Document excerpt:
-----

The Telegraph has an interesting article on the current status of al Qaeda:
For several years after the terrorist attacks on September 11, [bin Laden and al Qaeda’s “core” group] were engaged in little else than avoiding capture and fleeing the American-led offensive in Afghanistan.
Today, by contrast, they are probably secure enough to give strategic direction to al-Qa’eda cells across the world.
The Telegraph’s reporter, David Blair, says that the view of al Qaeda as a “franchise” operation is probably outdated, and that the organization’s leaders are now trying to take a more direct role in events. Their most significant success appears to have been the incorporation of the Salafist Group for Preaching and Combat (GSPC), an Algerian terrorist group, into al Qaeda.
That success, such as it is, comes in the context of a lot of failures. Many of al Qaeda’s top operatives have been killed or captured. Blair notes, further, that toppling the Saudi royal family and General Musharraf in Pakistan are high priorities for bin Laden:
British officials say al-Qa’eda’s decision to attack Saudi Arabia was a major strategic error. After the network carried out a series of attacks on foreign and economic targets in 2003 and 2004, the Kingdom’s security forces responded with ruthless efficiency.
At least 2,000 suspects have been arrested – 172 were rounded up in a single operation last month. In Pakistan, Gen Musharraf clings to power, despite al-Qa’eda’s best efforts to assassinate him. *** So the “apostate” general is still in office and the Saudi royal family, who have been bin Laden’s sworn enemies since they invited US troops into the Kingdom in 1990 and stripped him of his Saudi citizenship, are probably more secure today than they were in 2001.

-----

Data provided:
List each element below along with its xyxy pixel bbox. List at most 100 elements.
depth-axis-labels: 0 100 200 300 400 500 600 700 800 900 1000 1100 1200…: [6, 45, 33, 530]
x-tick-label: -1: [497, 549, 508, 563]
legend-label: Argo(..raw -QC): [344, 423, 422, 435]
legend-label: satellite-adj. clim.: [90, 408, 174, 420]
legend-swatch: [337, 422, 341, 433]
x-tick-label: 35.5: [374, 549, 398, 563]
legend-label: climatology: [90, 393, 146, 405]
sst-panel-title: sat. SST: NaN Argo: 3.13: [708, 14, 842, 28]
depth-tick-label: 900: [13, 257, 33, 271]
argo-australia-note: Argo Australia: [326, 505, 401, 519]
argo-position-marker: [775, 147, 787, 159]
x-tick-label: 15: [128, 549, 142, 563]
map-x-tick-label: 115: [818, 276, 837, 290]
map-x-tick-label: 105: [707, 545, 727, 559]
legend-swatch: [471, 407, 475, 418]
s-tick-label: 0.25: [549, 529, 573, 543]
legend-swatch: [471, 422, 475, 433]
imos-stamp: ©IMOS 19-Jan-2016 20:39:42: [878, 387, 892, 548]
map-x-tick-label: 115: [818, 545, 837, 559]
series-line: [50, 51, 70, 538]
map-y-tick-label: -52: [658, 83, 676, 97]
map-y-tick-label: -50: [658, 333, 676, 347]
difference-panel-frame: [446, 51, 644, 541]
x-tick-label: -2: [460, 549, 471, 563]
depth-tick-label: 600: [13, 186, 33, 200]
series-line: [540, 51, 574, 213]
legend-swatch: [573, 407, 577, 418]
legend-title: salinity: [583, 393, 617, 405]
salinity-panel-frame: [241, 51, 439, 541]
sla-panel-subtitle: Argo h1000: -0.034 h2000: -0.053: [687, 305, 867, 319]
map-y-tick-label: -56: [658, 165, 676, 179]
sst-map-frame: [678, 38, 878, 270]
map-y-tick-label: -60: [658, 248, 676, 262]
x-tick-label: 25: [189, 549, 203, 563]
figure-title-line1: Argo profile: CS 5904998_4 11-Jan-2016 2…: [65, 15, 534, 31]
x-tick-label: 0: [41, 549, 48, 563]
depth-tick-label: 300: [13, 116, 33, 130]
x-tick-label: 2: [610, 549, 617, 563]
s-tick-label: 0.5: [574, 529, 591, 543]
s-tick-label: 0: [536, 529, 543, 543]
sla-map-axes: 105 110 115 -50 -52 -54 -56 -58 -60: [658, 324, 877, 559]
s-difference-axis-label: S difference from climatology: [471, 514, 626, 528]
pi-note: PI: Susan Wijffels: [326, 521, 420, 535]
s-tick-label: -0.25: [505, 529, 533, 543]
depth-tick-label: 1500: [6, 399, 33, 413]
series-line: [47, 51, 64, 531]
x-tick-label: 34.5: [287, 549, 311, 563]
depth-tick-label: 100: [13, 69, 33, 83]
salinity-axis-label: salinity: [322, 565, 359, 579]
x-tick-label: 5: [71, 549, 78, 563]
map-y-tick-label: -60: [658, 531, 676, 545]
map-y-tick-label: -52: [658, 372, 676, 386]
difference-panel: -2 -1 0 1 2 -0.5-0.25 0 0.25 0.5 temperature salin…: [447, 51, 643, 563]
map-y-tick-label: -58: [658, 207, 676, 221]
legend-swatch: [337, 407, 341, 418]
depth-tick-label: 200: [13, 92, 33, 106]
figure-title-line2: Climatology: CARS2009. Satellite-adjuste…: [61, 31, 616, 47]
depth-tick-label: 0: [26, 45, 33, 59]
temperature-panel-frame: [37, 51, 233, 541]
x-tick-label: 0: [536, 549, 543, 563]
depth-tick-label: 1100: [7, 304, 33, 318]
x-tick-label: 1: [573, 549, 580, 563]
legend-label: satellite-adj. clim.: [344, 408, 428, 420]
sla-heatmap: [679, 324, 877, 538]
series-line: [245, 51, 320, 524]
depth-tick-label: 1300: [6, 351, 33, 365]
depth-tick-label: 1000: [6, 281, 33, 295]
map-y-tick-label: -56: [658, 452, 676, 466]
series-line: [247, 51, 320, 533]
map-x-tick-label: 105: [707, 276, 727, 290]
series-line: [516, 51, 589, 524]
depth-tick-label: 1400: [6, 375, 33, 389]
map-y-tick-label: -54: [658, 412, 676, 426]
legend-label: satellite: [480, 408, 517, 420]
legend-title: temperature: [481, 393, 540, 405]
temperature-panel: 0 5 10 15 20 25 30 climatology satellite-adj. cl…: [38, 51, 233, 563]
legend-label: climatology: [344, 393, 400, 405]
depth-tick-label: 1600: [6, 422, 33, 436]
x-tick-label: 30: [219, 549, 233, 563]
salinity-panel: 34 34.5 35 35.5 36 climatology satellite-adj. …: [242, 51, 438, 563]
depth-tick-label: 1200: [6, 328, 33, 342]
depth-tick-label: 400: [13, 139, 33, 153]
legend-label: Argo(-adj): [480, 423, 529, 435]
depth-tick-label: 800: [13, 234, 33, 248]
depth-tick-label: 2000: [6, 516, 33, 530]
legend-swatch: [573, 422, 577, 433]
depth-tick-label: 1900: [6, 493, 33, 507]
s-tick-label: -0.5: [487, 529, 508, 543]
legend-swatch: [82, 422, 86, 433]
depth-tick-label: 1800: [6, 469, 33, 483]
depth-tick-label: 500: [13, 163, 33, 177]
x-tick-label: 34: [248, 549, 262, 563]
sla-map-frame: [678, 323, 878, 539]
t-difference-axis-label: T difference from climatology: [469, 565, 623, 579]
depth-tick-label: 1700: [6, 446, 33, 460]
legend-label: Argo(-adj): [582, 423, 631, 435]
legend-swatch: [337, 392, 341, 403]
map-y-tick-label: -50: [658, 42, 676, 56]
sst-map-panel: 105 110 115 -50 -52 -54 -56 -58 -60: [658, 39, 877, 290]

-----

Exercise requirements: Carry on the commentary on al Qaeda's current status, picking up after its final sentence. The lines above have no connection to the text on al Qaeda.

The answer:
Elsewhere, al-Qa’eda’s efforts to subvert Indonesia, the largest Muslim nation in the world, have been successfully countered. Jemaah Islamiyah, the Indonesian group responsible for the bombing of a nightclub in Bali in 2002, has been crippled by hundreds of arrests and its spiritual leader, Abu Bakar Bashir, is now behind bars.
Neither America nor Western Europe has suffered a mass-casualty terrorist attack since the London bombings almost two years ago. Financing terrorism has become harder and cooperation between the world’s intelligence agencies is closer than ever.
Blair concludes that the war on terror has probably “reached a stalemate,” with “[n]either side … close to achieving their goals.” Perhaps, but this assessment seems to charitable to bin Laden and his fellow refugees in Waziristan. While it may be true that the final extermination of al Qaeda is a long way off, what we have is a situation where al Qaeda wants to inflict massive damage on the West, and the West wants to prevent the infliction of such damage. It seems to me that as long as successful, large-scale terrorist attacks aren’t occurring, the contest is hardly a draw.